● **DATA FOR THIS EXERCISE**

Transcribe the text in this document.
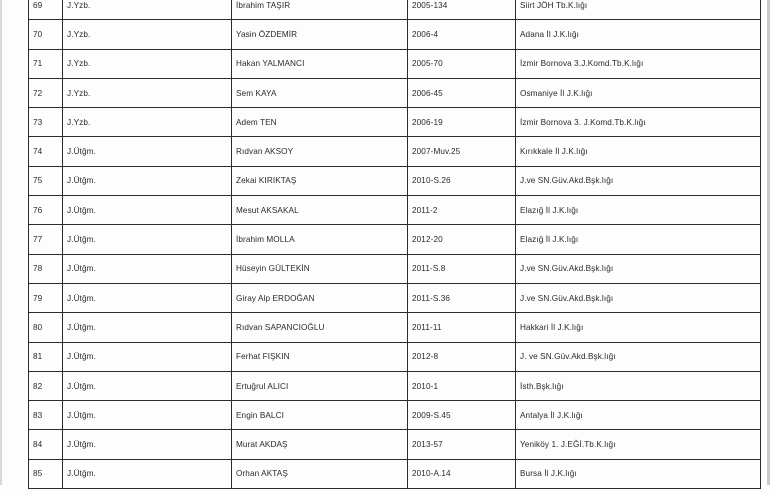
69	J.Yzb.	İbrahim TAŞIR	2005-134	Siirt JÖH Tb.K.lığı
70	J.Yzb.	Yasin ÖZDEMİR	2006-4	Adana İl J.K.lığı
71	J.Yzb.	Hakan YALMANCI	2005-70	İzmir Bornova 3.J.Komd.Tb.K.lığı
72	J.Yzb.	Sem KAYA	2006-45	Osmaniye İl J.K.lığı
73	J.Yzb.	Adem TEN	2006-19	İzmir Bornova 3. J.Komd.Tb.K.lığı
74	J.Ütğm.	Rıdvan AKSOY	2007-Muv.25	Kırıkkale İl J.K.lığı
75	J.Ütğm.	Zekai KIRIKTAŞ	2010-S.26	J.ve SN.Güv.Akd.Bşk.lığı
76	J.Ütğm.	Mesut AKSAKAL	2011-2	Elazığ İl J.K.lığı
77	J.Ütğm.	İbrahim MOLLA	2012-20	Elazığ İl J.K.lığı
78	J.Ütğm.	Hüseyin GÜLTEKİN	2011-S.8	J.ve SN.Güv.Akd.Bşk.lığı
79	J.Ütğm.	Giray Alp ERDOĞAN	2011-S.36	J.ve SN.Güv.Akd.Bşk.lığı
80	J.Ütğm.	Rıdvan SAPANCIOĞLU	2011-11	Hakkari İl J.K.lığı
81	J.Ütğm.	Ferhat FIŞKIN	2012-8	J. ve SN.Güv.Akd.Bşk.lığı
82	J.Ütğm.	Ertuğrul ALICI	2010-1	İsth.Bşk.lığı
83	J.Ütğm.	Engin BALCI	2009-S.45	Antalya İl J.K.lığı
84	J.Ütğm.	Murat AKDAŞ	2013-57	Yeniköy 1. J.EĞİ.Tb.K.lığı
85	J.Ütğm.	Orhan AKTAŞ	2010-A.14	Bursa İl J.K.lığı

● **WHAT YOU NEED TO DO**
Make an exact reproduction of the listing above, without any pictures.

● **EXERCISE OUTPUT**
Transcribe the text in this document.
69	J.Yzb.	İbrahim TAŞIR	2005-134	Siirt JÖH Tb.K.lığı
70	J.Yzb.	Yasin ÖZDEMİR	2006-4	Adana İl J.K.lığı
71	J.Yzb.	Hakan YALMANCI	2005-70	İzmir Bornova 3.J.Komd.Tb.K.lığı
72	J.Yzb.	Sem KAYA	2006-45	Osmaniye İl J.K.lığı
73	J.Yzb.	Adem TEN	2006-19	İzmir Bornova 3. J.Komd.Tb.K.lığı
74	J.Ütğm.	Rıdvan AKSOY	2007-Muv.25	Kırıkkale İl J.K.lığı
75	J.Ütğm.	Zekai KIRIKTAŞ	2010-S.26	J.ve SN.Güv.Akd.Bşk.lığı
76	J.Ütğm.	Mesut AKSAKAL	2011-2	Elazığ İl J.K.lığı
77	J.Ütğm.	İbrahim MOLLA	2012-20	Elazığ İl J.K.lığı
78	J.Ütğm.	Hüseyin GÜLTEKİN	2011-S.8	J.ve SN.Güv.Akd.Bşk.lığı
79	J.Ütğm.	Giray Alp ERDOĞAN	2011-S.36	J.ve SN.Güv.Akd.Bşk.lığı
80	J.Ütğm.	Rıdvan SAPANCIOĞLU	2011-11	Hakkari İl J.K.lığı
81	J.Ütğm.	Ferhat FIŞKIN	2012-8	J. ve SN.Güv.Akd.Bşk.lığı
82	J.Ütğm.	Ertuğrul ALICI	2010-1	İsth.Bşk.lığı
83	J.Ütğm.	Engin BALCI	2009-S.45	Antalya İl J.K.lığı
84	J.Ütğm.	Murat AKDAŞ	2013-57	Yeniköy 1. J.EĞİ.Tb.K.lığı
85	J.Ütğm.	Orhan AKTAŞ	2010-A.14	Bursa İl J.K.lığı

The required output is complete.